_EXERCISE DESCRIPTION:_ Please set down all the lines beneath this one exactly, without the pictures.

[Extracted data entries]
* * * * *
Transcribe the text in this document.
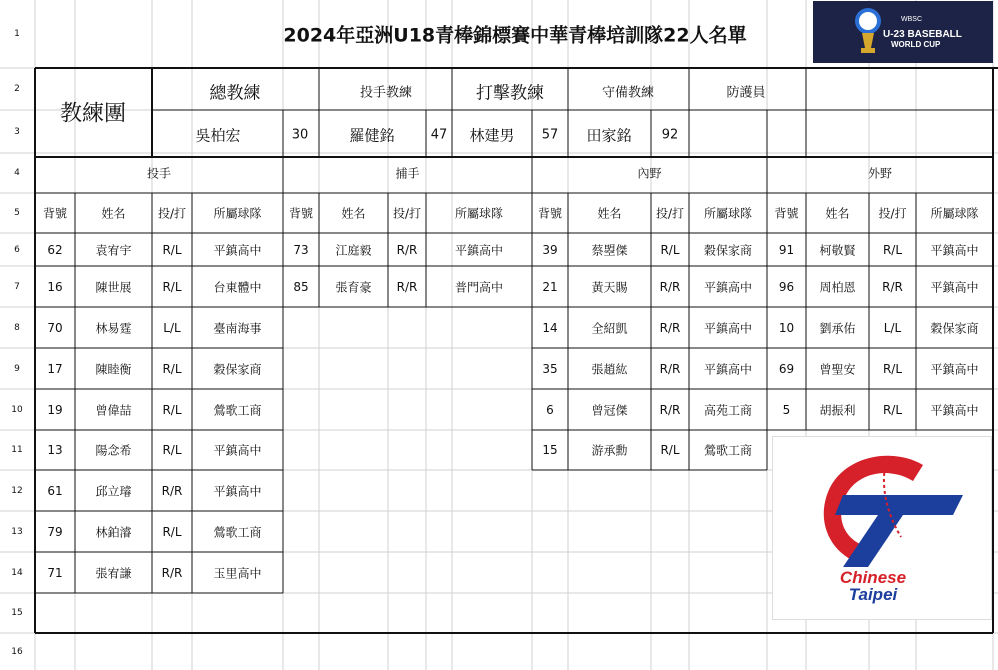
1
2
3
4
5
6
7
8
9
10
11
12
13
14
15
16
投手
背號	姓名	投/打 所屬球隊
62	袁宥宇	R/L	平鎮高中
16	陳世展	R/L	台東體中
70	林易霆	L/L	臺南海事
17	陳睦衡	R/L	穀保家商
19	曾偉喆	R/L	鶯歌工商
13	陽念希	R/L	平鎮高中
61	邱立璿	R/R	平鎮高中
79	林鉑濬	R/L	鶯歌工商
71	張宥謙	R/R	玉里高中
捕手
背號 姓名 投/打	所屬球隊
73 江庭毅 R/R	平鎮高中
85 張育豪 R/R	普門高中
內野
背號	姓名	投/打 所屬球隊
39	蔡曌傑	R/L 穀保家商
21	黃天賜	R/R 平鎮高中
14	全紹凱	R/R 平鎮高中
35	張趙紘	R/R 平鎮高中
6	曾冠傑	R/R 高苑工商
15	游承勳	R/L 鶯歌工商
外野
背號 姓名 投/打 所屬球隊
91 柯敬賢 R/L 平鎮高中
96 周柏恩 R/R 平鎮高中
10 劉承佑 L/L 穀保家商
69 曾聖安 R/L 平鎮高中
5 胡振利 R/L 平鎮高中
2024年亞洲U18青棒錦標賽中華青棒培訓隊22人名單
教練團
總教練
吳柏宏	30
投手教練
羅健銘	47
打擊教練
林建男 57
守備教練
田家銘 92
防護員
WBSC
U-23 BASEBALL
WORLD CUP
Chinese
Taipei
* * * * *
_ANSWER TO THIS PROBLEM:_
Transcribe the text in this document.
1
2
3
4
5
6
7
8
9
10
11
12
13
14
15
16
投手
背號	姓名	投/打 所屬球隊
62	袁宥宇	R/L	平鎮高中
16	陳世展	R/L	台東體中
70	林易霆	L/L	臺南海事
17	陳睦衡	R/L	穀保家商
19	曾偉喆	R/L	鶯歌工商
13	陽念希	R/L	平鎮高中
61	邱立璿	R/R	平鎮高中
79	林鉑濬	R/L	鶯歌工商
71	張宥謙	R/R	玉里高中
捕手
背號 姓名 投/打	所屬球隊
73 江庭毅 R/R	平鎮高中
85 張育豪 R/R	普門高中
內野
背號	姓名	投/打 所屬球隊
39	蔡曌傑	R/L 穀保家商
21	黃天賜	R/R 平鎮高中
14	全紹凱	R/R 平鎮高中
35	張趙紘	R/R 平鎮高中
6	曾冠傑	R/R 高苑工商
15	游承勳	R/L 鶯歌工商
外野
背號 姓名 投/打 所屬球隊
91 柯敬賢 R/L 平鎮高中
96 周柏恩 R/R 平鎮高中
10 劉承佑 L/L 穀保家商
69 曾聖安 R/L 平鎮高中
5 胡振利 R/L 平鎮高中
2024年亞洲U18青棒錦標賽中華青棒培訓隊22人名單
教練團
總教練
吳柏宏	30
投手教練
羅健銘	47
打擊教練
林建男 57
守備教練
田家銘 92
防護員
WBSC
U-23 BASEBALL
WORLD CUP
Chinese
Taipei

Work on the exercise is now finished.